**MATERIAL**:
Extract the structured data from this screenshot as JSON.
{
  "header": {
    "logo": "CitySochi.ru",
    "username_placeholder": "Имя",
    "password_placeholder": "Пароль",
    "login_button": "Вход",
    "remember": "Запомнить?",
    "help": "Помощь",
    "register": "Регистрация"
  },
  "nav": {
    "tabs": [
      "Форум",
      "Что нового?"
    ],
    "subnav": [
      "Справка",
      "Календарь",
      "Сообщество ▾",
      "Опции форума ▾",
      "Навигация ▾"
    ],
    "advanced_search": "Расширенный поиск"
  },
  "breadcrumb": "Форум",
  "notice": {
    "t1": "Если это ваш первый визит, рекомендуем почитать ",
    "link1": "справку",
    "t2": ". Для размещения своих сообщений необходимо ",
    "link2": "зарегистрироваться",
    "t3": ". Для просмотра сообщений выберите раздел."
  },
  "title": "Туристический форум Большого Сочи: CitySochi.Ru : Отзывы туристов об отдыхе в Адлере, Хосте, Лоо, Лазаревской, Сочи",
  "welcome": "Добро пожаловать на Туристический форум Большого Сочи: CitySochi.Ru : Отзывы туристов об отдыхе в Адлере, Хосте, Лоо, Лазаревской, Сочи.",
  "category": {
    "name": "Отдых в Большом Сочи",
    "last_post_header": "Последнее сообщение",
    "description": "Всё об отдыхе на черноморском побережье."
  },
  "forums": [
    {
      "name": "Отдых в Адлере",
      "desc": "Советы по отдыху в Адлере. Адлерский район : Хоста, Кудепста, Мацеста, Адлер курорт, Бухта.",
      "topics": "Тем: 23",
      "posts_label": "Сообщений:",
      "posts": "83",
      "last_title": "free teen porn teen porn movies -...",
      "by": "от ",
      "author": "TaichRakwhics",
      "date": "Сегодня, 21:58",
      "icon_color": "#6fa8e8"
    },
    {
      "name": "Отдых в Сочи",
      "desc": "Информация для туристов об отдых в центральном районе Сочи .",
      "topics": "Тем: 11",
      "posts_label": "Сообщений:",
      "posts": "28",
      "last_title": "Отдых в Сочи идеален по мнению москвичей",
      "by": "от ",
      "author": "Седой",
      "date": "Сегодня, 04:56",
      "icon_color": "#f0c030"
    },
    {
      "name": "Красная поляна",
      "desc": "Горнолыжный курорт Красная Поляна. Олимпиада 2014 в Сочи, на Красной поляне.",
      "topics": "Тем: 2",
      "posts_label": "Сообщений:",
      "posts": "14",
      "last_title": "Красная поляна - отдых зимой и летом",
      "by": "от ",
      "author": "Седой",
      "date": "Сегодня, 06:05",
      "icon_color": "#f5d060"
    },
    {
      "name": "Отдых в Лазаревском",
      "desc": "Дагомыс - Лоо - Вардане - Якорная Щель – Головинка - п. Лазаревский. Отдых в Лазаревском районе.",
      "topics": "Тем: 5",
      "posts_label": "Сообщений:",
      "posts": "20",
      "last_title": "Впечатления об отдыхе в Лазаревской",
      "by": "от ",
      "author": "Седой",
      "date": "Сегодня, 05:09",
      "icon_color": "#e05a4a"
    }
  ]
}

**GIVEN INSTRUCTION**:
Return all of the data exactly as it reads.

**FULL RESPONSE**:
Extract the structured data from this screenshot as JSON.
{
  "header": {
    "logo": "CitySochi.ru",
    "username_placeholder": "Имя",
    "password_placeholder": "Пароль",
    "login_button": "Вход",
    "remember": "Запомнить?",
    "help": "Помощь",
    "register": "Регистрация"
  },
  "nav": {
    "tabs": [
      "Форум",
      "Что нового?"
    ],
    "subnav": [
      "Справка",
      "Календарь",
      "Сообщество ▾",
      "Опции форума ▾",
      "Навигация ▾"
    ],
    "advanced_search": "Расширенный поиск"
  },
  "breadcrumb": "Форум",
  "notice": {
    "t1": "Если это ваш первый визит, рекомендуем почитать ",
    "link1": "справку",
    "t2": ". Для размещения своих сообщений необходимо ",
    "link2": "зарегистрироваться",
    "t3": ". Для просмотра сообщений выберите раздел."
  },
  "title": "Туристический форум Большого Сочи: CitySochi.Ru : Отзывы туристов об отдыхе в Адлере, Хосте, Лоо, Лазаревской, Сочи",
  "welcome": "Добро пожаловать на Туристический форум Большого Сочи: CitySochi.Ru : Отзывы туристов об отдыхе в Адлере, Хосте, Лоо, Лазаревской, Сочи.",
  "category": {
    "name": "Отдых в Большом Сочи",
    "last_post_header": "Последнее сообщение",
    "description": "Всё об отдыхе на черноморском побережье."
  },
  "forums": [
    {
      "name": "Отдых в Адлере",
      "desc": "Советы по отдыху в Адлере. Адлерский район : Хоста, Кудепста, Мацеста, Адлер курорт, Бухта.",
      "topics": "Тем: 23",
      "posts_label": "Сообщений:",
      "posts": "83",
      "last_title": "free teen porn teen porn movies -...",
      "by": "от ",
      "author": "TaichRakwhics",
      "date": "Сегодня, 21:58",
      "icon_color": "#6fa8e8"
    },
    {
      "name": "Отдых в Сочи",
      "desc": "Информация для туристов об отдых в центральном районе Сочи .",
      "topics": "Тем: 11",
      "posts_label": "Сообщений:",
      "posts": "28",
      "last_title": "Отдых в Сочи идеален по мнению москвичей",
      "by": "от ",
      "author": "Седой",
      "date": "Сегодня, 04:56",
      "icon_color": "#f0c030"
    },
    {
      "name": "Красная поляна",
      "desc": "Горнолыжный курорт Красная Поляна. Олимпиада 2014 в Сочи, на Красной поляне.",
      "topics": "Тем: 2",
      "posts_label": "Сообщений:",
      "posts": "14",
      "last_title": "Красная поляна - отдых зимой и летом",
      "by": "от ",
      "author": "Седой",
      "date": "Сегодня, 06:05",
      "icon_color": "#f5d060"
    },
    {
      "name": "Отдых в Лазаревском",
      "desc": "Дагомыс - Лоо - Вардане - Якорная Щель – Головинка - п. Лазаревский. Отдых в Лазаревском районе.",
      "topics": "Тем: 5",
      "posts_label": "Сообщений:",
      "posts": "20",
      "last_title": "Впечатления об отдыхе в Лазаревской",
      "by": "от ",
      "author": "Седой",
      "date": "Сегодня, 05:09",
      "icon_color": "#e05a4a"
    }
  ]
}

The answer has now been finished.